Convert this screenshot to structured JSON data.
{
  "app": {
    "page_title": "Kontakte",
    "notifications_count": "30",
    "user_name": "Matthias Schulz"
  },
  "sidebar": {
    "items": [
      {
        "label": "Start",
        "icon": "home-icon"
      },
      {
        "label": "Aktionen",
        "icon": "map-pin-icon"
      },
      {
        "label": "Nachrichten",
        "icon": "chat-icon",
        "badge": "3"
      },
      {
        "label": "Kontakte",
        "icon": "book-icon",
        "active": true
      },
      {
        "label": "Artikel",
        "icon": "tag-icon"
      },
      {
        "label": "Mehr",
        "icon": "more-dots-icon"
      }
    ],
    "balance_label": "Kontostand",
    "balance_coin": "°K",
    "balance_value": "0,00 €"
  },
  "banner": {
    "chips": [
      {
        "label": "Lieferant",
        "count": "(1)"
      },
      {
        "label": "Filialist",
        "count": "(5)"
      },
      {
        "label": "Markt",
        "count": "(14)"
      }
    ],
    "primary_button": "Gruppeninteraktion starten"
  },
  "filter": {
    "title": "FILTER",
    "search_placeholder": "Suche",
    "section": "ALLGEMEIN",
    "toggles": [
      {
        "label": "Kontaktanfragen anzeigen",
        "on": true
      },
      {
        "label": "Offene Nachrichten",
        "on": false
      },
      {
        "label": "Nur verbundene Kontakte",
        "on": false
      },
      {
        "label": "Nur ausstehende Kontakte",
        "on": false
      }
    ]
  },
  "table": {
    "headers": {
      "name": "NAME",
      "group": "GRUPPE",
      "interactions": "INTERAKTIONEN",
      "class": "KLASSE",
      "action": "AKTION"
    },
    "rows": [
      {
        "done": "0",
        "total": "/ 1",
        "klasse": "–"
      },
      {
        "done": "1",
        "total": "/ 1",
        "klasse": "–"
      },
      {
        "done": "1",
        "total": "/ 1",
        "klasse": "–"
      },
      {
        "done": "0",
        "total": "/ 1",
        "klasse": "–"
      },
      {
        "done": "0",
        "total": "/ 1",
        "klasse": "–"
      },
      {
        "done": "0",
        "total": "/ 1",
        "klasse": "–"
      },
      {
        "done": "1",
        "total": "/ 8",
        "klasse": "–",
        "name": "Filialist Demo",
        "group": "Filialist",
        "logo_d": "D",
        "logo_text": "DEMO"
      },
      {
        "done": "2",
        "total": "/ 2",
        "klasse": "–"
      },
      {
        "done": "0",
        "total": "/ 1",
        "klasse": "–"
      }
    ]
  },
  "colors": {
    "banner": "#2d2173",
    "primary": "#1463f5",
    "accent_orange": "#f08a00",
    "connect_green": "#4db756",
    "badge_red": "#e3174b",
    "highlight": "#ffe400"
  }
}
* * * *
## [What you have to do]
Collect the lines of the records that include the string "Filialist".

## [The reply]
        "label": "Filialist",
        "name": "Filialist Demo",
        "group": "Filialist",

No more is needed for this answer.